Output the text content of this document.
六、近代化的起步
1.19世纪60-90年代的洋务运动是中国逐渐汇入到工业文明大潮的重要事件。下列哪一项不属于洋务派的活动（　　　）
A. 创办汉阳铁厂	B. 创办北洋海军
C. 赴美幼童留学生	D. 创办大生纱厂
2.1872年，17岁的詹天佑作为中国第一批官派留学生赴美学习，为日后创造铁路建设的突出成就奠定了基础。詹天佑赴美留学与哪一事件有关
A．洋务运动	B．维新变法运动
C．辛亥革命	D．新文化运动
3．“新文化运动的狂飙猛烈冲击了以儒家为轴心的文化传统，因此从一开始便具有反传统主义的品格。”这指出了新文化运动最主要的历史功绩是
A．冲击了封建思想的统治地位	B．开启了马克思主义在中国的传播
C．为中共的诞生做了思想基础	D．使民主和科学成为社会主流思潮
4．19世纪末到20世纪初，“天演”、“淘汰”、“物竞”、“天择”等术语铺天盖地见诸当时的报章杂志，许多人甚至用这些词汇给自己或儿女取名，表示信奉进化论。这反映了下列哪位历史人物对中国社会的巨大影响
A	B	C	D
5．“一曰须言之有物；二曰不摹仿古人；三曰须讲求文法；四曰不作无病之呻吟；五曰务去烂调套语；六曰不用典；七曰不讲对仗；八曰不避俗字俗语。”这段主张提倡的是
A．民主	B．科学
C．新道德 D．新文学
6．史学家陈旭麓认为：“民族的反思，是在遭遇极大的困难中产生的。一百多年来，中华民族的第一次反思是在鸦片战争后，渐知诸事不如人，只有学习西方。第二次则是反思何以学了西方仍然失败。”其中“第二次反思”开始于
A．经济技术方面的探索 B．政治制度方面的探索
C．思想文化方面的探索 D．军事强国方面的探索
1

——————

> _Directions_: Extract the complete data, matching each line exactly.

> _Solution to this exercise_:
Output the text content of this document.
六、近代化的起步
1.19世纪60-90年代的洋务运动是中国逐渐汇入到工业文明大潮的重要事件。下列哪一项不属于洋务派的活动（　　　）
A. 创办汉阳铁厂	B. 创办北洋海军
C. 赴美幼童留学生	D. 创办大生纱厂
2.1872年，17岁的詹天佑作为中国第一批官派留学生赴美学习，为日后创造铁路建设的突出成就奠定了基础。詹天佑赴美留学与哪一事件有关
A．洋务运动	B．维新变法运动
C．辛亥革命	D．新文化运动
3．“新文化运动的狂飙猛烈冲击了以儒家为轴心的文化传统，因此从一开始便具有反传统主义的品格。”这指出了新文化运动最主要的历史功绩是
A．冲击了封建思想的统治地位	B．开启了马克思主义在中国的传播
C．为中共的诞生做了思想基础	D．使民主和科学成为社会主流思潮
4．19世纪末到20世纪初，“天演”、“淘汰”、“物竞”、“天择”等术语铺天盖地见诸当时的报章杂志，许多人甚至用这些词汇给自己或儿女取名，表示信奉进化论。这反映了下列哪位历史人物对中国社会的巨大影响
A	B	C	D
5．“一曰须言之有物；二曰不摹仿古人；三曰须讲求文法；四曰不作无病之呻吟；五曰务去烂调套语；六曰不用典；七曰不讲对仗；八曰不避俗字俗语。”这段主张提倡的是
A．民主	B．科学
C．新道德 D．新文学
6．史学家陈旭麓认为：“民族的反思，是在遭遇极大的困难中产生的。一百多年来，中华民族的第一次反思是在鸦片战争后，渐知诸事不如人，只有学习西方。第二次则是反思何以学了西方仍然失败。”其中“第二次反思”开始于
A．经济技术方面的探索 B．政治制度方面的探索
C．思想文化方面的探索 D．军事强国方面的探索
1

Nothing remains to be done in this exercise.